***** ENTRIES PROVIDED

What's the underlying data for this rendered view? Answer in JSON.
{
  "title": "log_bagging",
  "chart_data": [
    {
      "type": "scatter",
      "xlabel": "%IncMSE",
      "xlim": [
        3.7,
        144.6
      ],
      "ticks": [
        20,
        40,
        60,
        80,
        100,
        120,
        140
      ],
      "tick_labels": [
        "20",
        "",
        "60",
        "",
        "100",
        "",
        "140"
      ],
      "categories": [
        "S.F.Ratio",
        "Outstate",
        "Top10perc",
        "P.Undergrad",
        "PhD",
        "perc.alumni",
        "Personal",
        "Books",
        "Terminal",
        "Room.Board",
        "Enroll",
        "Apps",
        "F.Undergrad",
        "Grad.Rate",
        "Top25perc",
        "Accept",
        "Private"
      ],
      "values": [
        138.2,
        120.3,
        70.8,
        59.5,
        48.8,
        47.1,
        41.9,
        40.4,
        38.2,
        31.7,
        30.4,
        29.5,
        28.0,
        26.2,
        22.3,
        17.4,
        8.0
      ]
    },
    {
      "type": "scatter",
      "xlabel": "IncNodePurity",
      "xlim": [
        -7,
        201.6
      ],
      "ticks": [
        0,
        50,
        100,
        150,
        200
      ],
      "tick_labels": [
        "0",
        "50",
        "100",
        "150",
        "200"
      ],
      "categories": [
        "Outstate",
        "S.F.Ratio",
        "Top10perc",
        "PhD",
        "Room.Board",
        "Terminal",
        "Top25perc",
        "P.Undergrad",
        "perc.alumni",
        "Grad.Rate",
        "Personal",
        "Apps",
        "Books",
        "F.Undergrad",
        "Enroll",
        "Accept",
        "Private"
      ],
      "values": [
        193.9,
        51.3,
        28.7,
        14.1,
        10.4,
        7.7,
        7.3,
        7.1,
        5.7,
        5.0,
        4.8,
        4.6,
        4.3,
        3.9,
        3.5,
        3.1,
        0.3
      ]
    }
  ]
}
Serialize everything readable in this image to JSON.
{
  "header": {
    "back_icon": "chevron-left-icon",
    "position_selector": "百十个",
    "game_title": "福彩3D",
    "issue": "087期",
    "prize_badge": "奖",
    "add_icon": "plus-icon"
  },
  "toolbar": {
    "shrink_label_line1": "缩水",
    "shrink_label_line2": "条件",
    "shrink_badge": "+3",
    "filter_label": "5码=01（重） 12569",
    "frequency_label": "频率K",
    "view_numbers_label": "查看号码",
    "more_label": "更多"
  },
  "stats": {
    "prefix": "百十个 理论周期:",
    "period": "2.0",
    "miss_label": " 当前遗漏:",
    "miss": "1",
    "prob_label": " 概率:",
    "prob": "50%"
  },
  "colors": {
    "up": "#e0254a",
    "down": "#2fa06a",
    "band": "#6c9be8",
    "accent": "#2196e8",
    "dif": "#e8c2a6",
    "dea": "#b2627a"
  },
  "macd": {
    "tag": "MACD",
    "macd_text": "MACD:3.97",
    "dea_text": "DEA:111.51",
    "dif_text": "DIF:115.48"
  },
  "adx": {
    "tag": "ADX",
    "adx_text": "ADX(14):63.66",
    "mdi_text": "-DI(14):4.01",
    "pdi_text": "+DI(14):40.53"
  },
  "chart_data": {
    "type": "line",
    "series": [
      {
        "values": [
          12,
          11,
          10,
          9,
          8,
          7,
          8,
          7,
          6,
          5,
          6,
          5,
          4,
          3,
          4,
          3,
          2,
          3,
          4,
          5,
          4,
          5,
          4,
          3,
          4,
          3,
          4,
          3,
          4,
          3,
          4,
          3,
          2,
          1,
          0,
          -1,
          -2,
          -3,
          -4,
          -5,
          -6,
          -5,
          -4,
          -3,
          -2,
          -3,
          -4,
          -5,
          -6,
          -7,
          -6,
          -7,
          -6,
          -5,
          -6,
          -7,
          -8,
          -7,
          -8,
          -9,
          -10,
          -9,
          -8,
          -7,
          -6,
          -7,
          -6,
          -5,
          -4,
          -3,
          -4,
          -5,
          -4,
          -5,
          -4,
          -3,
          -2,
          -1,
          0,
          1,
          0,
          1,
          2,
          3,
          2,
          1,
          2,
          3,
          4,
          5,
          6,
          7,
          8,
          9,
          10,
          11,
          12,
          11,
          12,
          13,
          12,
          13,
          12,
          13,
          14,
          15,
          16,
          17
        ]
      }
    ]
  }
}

**********

DESCRIPTION OF THE TASK. Give an exact repetition of all the material.

SOLVED EXERCISE.
What's the underlying data for this rendered view? Answer in JSON.
{
  "title": "log_bagging",
  "chart_data": [
    {
      "type": "scatter",
      "xlabel": "%IncMSE",
      "xlim": [
        3.7,
        144.6
      ],
      "ticks": [
        20,
        40,
        60,
        80,
        100,
        120,
        140
      ],
      "tick_labels": [
        "20",
        "",
        "60",
        "",
        "100",
        "",
        "140"
      ],
      "categories": [
        "S.F.Ratio",
        "Outstate",
        "Top10perc",
        "P.Undergrad",
        "PhD",
        "perc.alumni",
        "Personal",
        "Books",
        "Terminal",
        "Room.Board",
        "Enroll",
        "Apps",
        "F.Undergrad",
        "Grad.Rate",
        "Top25perc",
        "Accept",
        "Private"
      ],
      "values": [
        138.2,
        120.3,
        70.8,
        59.5,
        48.8,
        47.1,
        41.9,
        40.4,
        38.2,
        31.7,
        30.4,
        29.5,
        28.0,
        26.2,
        22.3,
        17.4,
        8.0
      ]
    },
    {
      "type": "scatter",
      "xlabel": "IncNodePurity",
      "xlim": [
        -7,
        201.6
      ],
      "ticks": [
        0,
        50,
        100,
        150,
        200
      ],
      "tick_labels": [
        "0",
        "50",
        "100",
        "150",
        "200"
      ],
      "categories": [
        "Outstate",
        "S.F.Ratio",
        "Top10perc",
        "PhD",
        "Room.Board",
        "Terminal",
        "Top25perc",
        "P.Undergrad",
        "perc.alumni",
        "Grad.Rate",
        "Personal",
        "Apps",
        "Books",
        "F.Undergrad",
        "Enroll",
        "Accept",
        "Private"
      ],
      "values": [
        193.9,
        51.3,
        28.7,
        14.1,
        10.4,
        7.7,
        7.3,
        7.1,
        5.7,
        5.0,
        4.8,
        4.6,
        4.3,
        3.9,
        3.5,
        3.1,
        0.3
      ]
    }
  ]
}
Serialize everything readable in this image to JSON.
{
  "header": {
    "back_icon": "chevron-left-icon",
    "position_selector": "百十个",
    "game_title": "福彩3D",
    "issue": "087期",
    "prize_badge": "奖",
    "add_icon": "plus-icon"
  },
  "toolbar": {
    "shrink_label_line1": "缩水",
    "shrink_label_line2": "条件",
    "shrink_badge": "+3",
    "filter_label": "5码=01（重） 12569",
    "frequency_label": "频率K",
    "view_numbers_label": "查看号码",
    "more_label": "更多"
  },
  "stats": {
    "prefix": "百十个 理论周期:",
    "period": "2.0",
    "miss_label": " 当前遗漏:",
    "miss": "1",
    "prob_label": " 概率:",
    "prob": "50%"
  },
  "colors": {
    "up": "#e0254a",
    "down": "#2fa06a",
    "band": "#6c9be8",
    "accent": "#2196e8",
    "dif": "#e8c2a6",
    "dea": "#b2627a"
  },
  "macd": {
    "tag": "MACD",
    "macd_text": "MACD:3.97",
    "dea_text": "DEA:111.51",
    "dif_text": "DIF:115.48"
  },
  "adx": {
    "tag": "ADX",
    "adx_text": "ADX(14):63.66",
    "mdi_text": "-DI(14):4.01",
    "pdi_text": "+DI(14):40.53"
  },
  "chart_data": {
    "type": "line",
    "series": [
      {
        "values": [
          12,
          11,
          10,
          9,
          8,
          7,
          8,
          7,
          6,
          5,
          6,
          5,
          4,
          3,
          4,
          3,
          2,
          3,
          4,
          5,
          4,
          5,
          4,
          3,
          4,
          3,
          4,
          3,
          4,
          3,
          4,
          3,
          2,
          1,
          0,
          -1,
          -2,
          -3,
          -4,
          -5,
          -6,
          -5,
          -4,
          -3,
          -2,
          -3,
          -4,
          -5,
          -6,
          -7,
          -6,
          -7,
          -6,
          -5,
          -6,
          -7,
          -8,
          -7,
          -8,
          -9,
          -10,
          -9,
          -8,
          -7,
          -6,
          -7,
          -6,
          -5,
          -4,
          -3,
          -4,
          -5,
          -4,
          -5,
          -4,
          -3,
          -2,
          -1,
          0,
          1,
          0,
          1,
          2,
          3,
          2,
          1,
          2,
          3,
          4,
          5,
          6,
          7,
          8,
          9,
          10,
          11,
          12,
          11,
          12,
          13,
          12,
          13,
          12,
          13,
          14,
          15,
          16,
          17
        ]
      }
    ]
  }
}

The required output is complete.